- **INSTRUCTIONS TO FOLLOW**
In the entries below, find the lines with the word "mail" and copy them.
Start RECORDED DATA
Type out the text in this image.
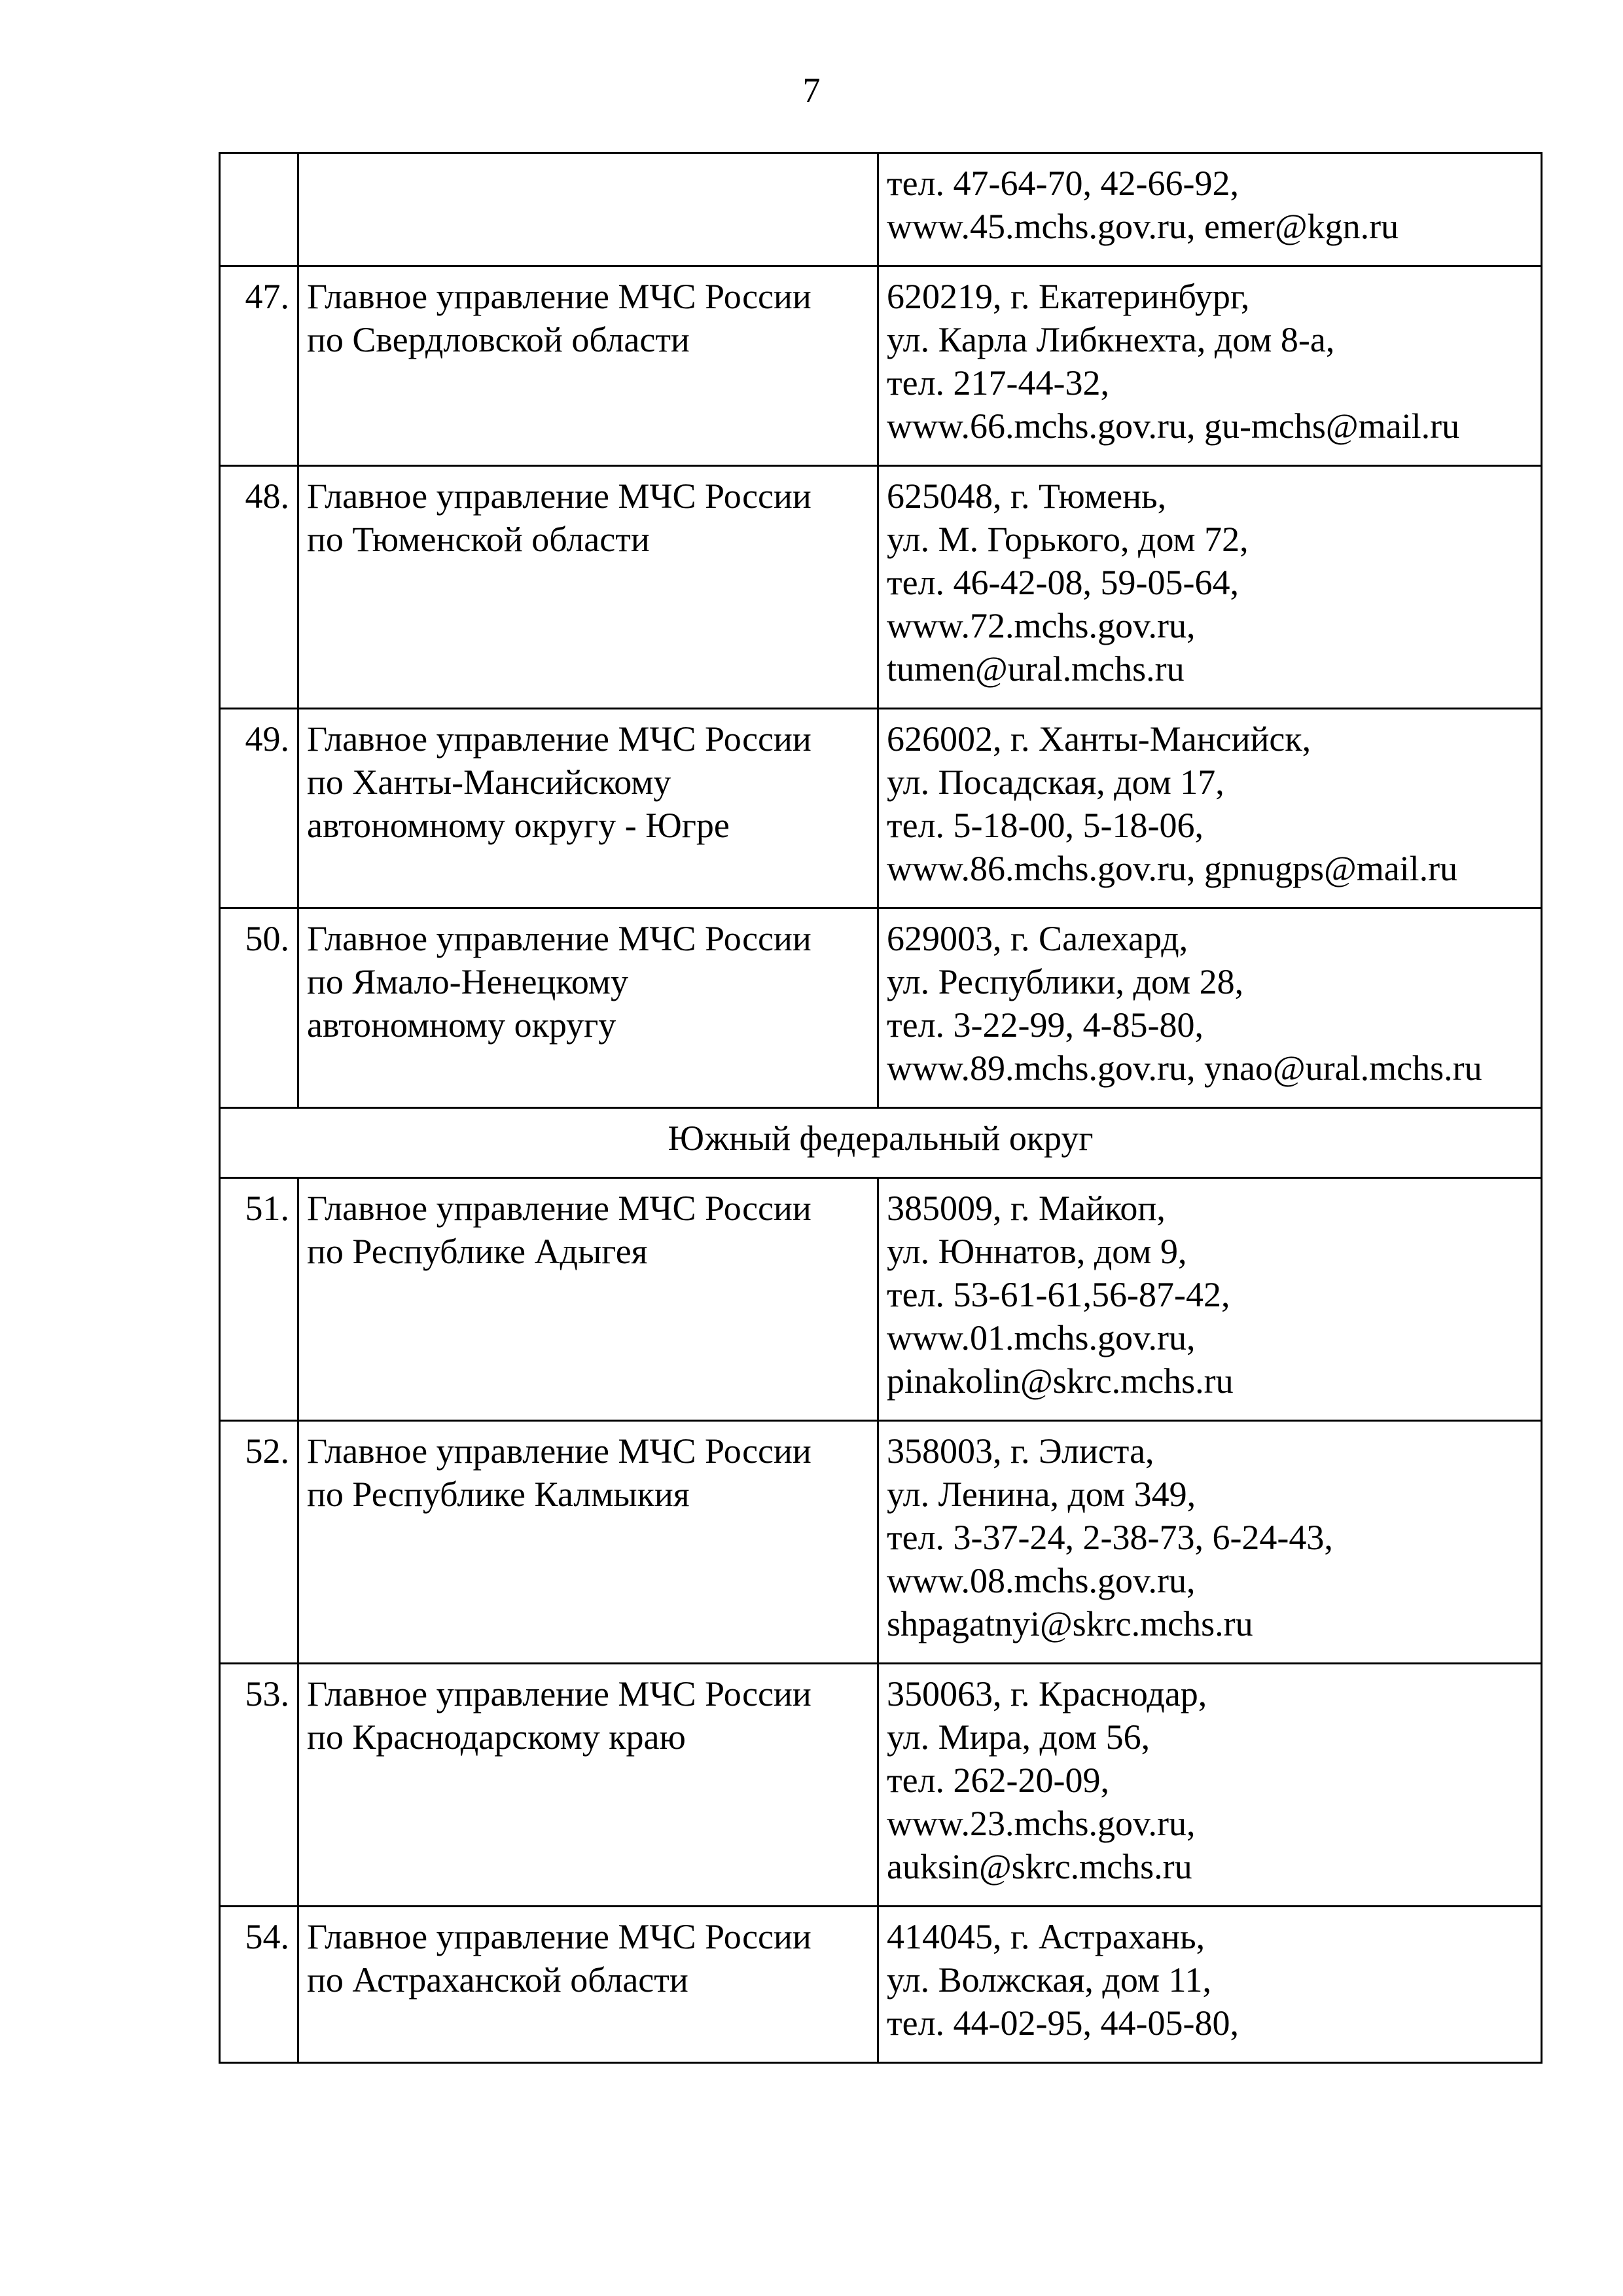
7

		тел. 47-64-70, 42-66-92,
www.45.mchs.gov.ru, emer@kgn.ru

47.	Главное управление МЧС России
по Свердловской области	620219, г. Екатеринбург,
ул. Карла Либкнехта, дом 8-а,
тел. 217-44-32,
www.66.mchs.gov.ru, gu-mchs@mail.ru

48.	Главное управление МЧС России
по Тюменской области	625048, г. Тюмень,
ул. М. Горького, дом 72,
тел. 46-42-08, 59-05-64,
www.72.mchs.gov.ru,
tumen@ural.mchs.ru

49.	Главное управление МЧС России
по Ханты-Мансийскому
автономному округу - Югре	626002, г. Ханты-Мансийск,
ул. Посадская, дом 17,
тел. 5-18-00, 5-18-06,
www.86.mchs.gov.ru, gpnugps@mail.ru

50.	Главное управление МЧС России
по Ямало-Ненецкому
автономному округу	629003, г. Салехард,
ул. Республики, дом 28,
тел. 3-22-99, 4-85-80,
www.89.mchs.gov.ru, ynao@ural.mchs.ru

Южный федеральный округ		
51.	Главное управление МЧС России
по Республике Адыгея	385009, г. Майкоп,
ул. Юннатов, дом 9,
тел. 53-61-61,56-87-42,
www.01.mchs.gov.ru,
pinakolin@skrc.mchs.ru

52.	Главное управление МЧС России
по Республике Калмыкия	358003, г. Элиста,
ул. Ленина, дом 349,
тел. 3-37-24, 2-38-73, 6-24-43,
www.08.mchs.gov.ru,
shpagatnyi@skrc.mchs.ru

53.	Главное управление МЧС России
по Краснодарскому краю	350063, г. Краснодар,
ул. Мира, дом 56,
тел. 262-20-09,
www.23.mchs.gov.ru,
auksin@skrc.mchs.ru

54.	Главное управление МЧС России
по Астраханской области	414045, г. Астрахань,
ул. Волжская, дом 11,
тел. 44-02-95, 44-05-80,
End RECORDED DATA
- **OUTPUT BELOW**
www.66.mchs.gov.ru, gu-mchs@mail.ru
www.86.mchs.gov.ru, gpnugps@mail.ru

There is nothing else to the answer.